Exercise task – Reproduce each of the following records with every occurrence of "callout-ring-progress" replaced by "progress-ring-callout" and all other text unchanged, omitting the pictures.

Available data –
□ □ □ □ □ □ □
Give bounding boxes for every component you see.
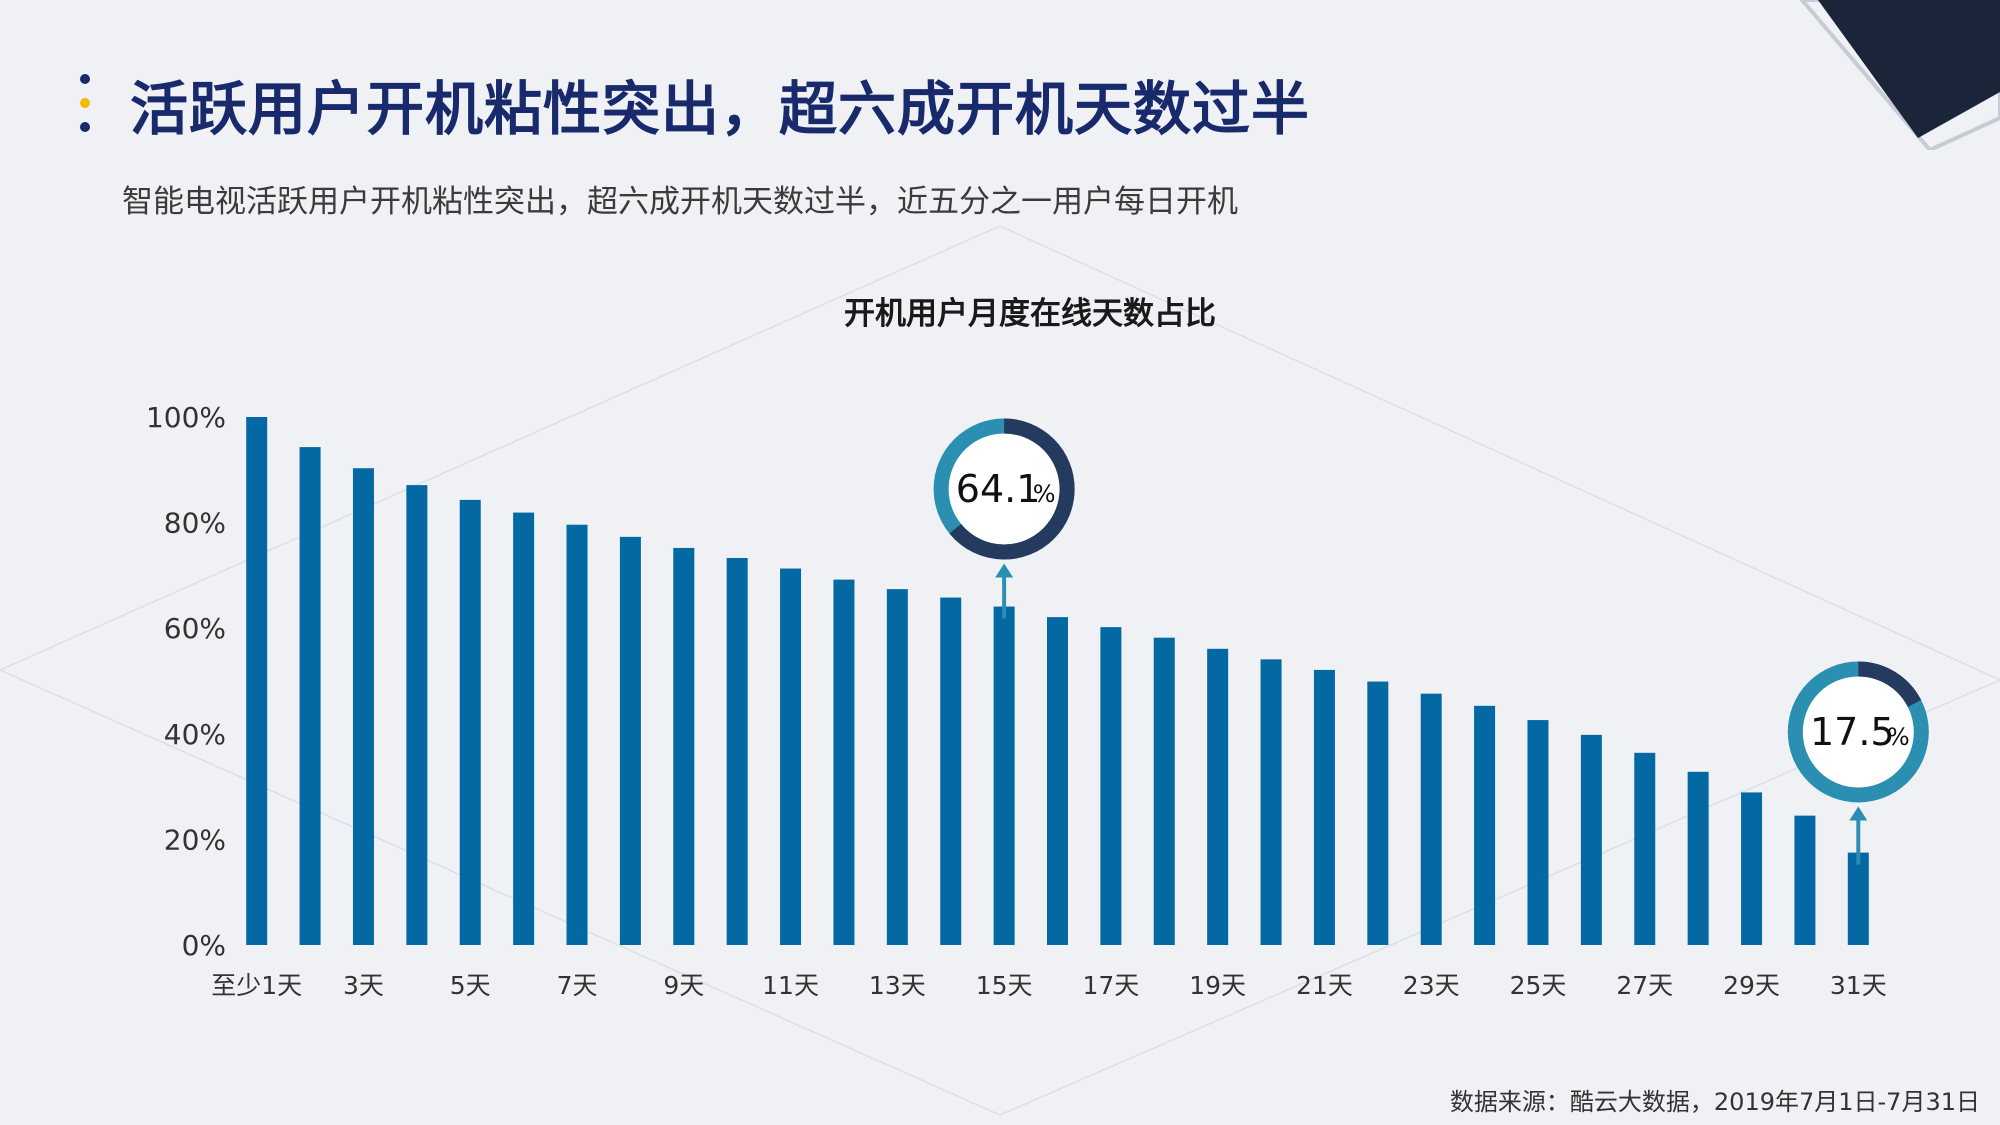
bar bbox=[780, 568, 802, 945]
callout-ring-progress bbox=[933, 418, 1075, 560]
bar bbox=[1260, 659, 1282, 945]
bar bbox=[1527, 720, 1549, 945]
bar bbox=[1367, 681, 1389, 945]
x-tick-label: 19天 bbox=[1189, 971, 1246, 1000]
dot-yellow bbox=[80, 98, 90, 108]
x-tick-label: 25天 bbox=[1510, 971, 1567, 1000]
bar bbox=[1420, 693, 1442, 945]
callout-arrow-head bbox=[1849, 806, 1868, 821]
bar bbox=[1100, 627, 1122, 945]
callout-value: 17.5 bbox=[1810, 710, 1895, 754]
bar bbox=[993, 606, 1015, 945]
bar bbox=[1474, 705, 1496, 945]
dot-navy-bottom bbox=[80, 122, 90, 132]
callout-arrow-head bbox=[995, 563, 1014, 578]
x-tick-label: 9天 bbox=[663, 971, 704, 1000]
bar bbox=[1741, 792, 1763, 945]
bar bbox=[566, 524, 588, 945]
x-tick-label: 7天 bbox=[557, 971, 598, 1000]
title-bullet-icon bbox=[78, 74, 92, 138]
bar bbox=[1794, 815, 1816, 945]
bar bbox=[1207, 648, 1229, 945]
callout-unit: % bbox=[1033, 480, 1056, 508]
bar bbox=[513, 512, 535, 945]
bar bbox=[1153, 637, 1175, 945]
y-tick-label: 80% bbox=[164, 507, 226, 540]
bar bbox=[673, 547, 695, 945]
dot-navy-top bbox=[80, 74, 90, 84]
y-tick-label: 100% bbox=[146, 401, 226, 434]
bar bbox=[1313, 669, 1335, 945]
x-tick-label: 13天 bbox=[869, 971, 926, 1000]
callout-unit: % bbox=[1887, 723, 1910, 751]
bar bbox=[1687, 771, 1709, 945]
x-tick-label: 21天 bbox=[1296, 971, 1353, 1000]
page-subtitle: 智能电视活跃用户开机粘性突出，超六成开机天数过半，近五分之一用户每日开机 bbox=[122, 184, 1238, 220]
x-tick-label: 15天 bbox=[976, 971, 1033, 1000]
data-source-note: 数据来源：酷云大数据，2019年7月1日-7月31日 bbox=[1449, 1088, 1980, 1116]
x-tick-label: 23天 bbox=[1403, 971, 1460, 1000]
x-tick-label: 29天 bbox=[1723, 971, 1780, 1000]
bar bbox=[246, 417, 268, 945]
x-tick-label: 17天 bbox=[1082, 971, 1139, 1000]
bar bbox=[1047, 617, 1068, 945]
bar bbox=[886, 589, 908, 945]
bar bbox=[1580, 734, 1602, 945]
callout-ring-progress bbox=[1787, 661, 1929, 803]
□ □ □ □ □ □ □
Answer to the exercise –
Give bounding boxes for every component you see.
bar bbox=[780, 568, 802, 945]
progress-ring-callout bbox=[933, 418, 1075, 560]
bar bbox=[1260, 659, 1282, 945]
bar bbox=[1527, 720, 1549, 945]
bar bbox=[1367, 681, 1389, 945]
x-tick-label: 19天 bbox=[1189, 971, 1246, 1000]
dot-yellow bbox=[80, 98, 90, 108]
x-tick-label: 25天 bbox=[1510, 971, 1567, 1000]
bar bbox=[1420, 693, 1442, 945]
callout-arrow-head bbox=[1849, 806, 1868, 821]
bar bbox=[1100, 627, 1122, 945]
callout-value: 17.5 bbox=[1810, 710, 1895, 754]
bar bbox=[993, 606, 1015, 945]
bar bbox=[1474, 705, 1496, 945]
dot-navy-bottom bbox=[80, 122, 90, 132]
callout-arrow-head bbox=[995, 563, 1014, 578]
x-tick-label: 9天 bbox=[663, 971, 704, 1000]
bar bbox=[1741, 792, 1763, 945]
bar bbox=[566, 524, 588, 945]
x-tick-label: 7天 bbox=[557, 971, 598, 1000]
title-bullet-icon bbox=[78, 74, 92, 138]
bar bbox=[1794, 815, 1816, 945]
bar bbox=[1207, 648, 1229, 945]
callout-unit: % bbox=[1033, 480, 1056, 508]
bar bbox=[513, 512, 535, 945]
bar bbox=[1153, 637, 1175, 945]
y-tick-label: 80% bbox=[164, 507, 226, 540]
bar bbox=[673, 547, 695, 945]
dot-navy-top bbox=[80, 74, 90, 84]
y-tick-label: 100% bbox=[146, 401, 226, 434]
bar bbox=[1313, 669, 1335, 945]
x-tick-label: 13天 bbox=[869, 971, 926, 1000]
callout-unit: % bbox=[1887, 723, 1910, 751]
bar bbox=[1687, 771, 1709, 945]
x-tick-label: 21天 bbox=[1296, 971, 1353, 1000]
page-subtitle: 智能电视活跃用户开机粘性突出，超六成开机天数过半，近五分之一用户每日开机 bbox=[122, 184, 1238, 220]
x-tick-label: 15天 bbox=[976, 971, 1033, 1000]
data-source-note: 数据来源：酷云大数据，2019年7月1日-7月31日 bbox=[1449, 1088, 1980, 1116]
x-tick-label: 23天 bbox=[1403, 971, 1460, 1000]
x-tick-label: 29天 bbox=[1723, 971, 1780, 1000]
bar bbox=[246, 417, 268, 945]
x-tick-label: 17天 bbox=[1082, 971, 1139, 1000]
bar bbox=[1047, 617, 1068, 945]
bar bbox=[886, 589, 908, 945]
bar bbox=[1580, 734, 1602, 945]
progress-ring-callout bbox=[1787, 661, 1929, 803]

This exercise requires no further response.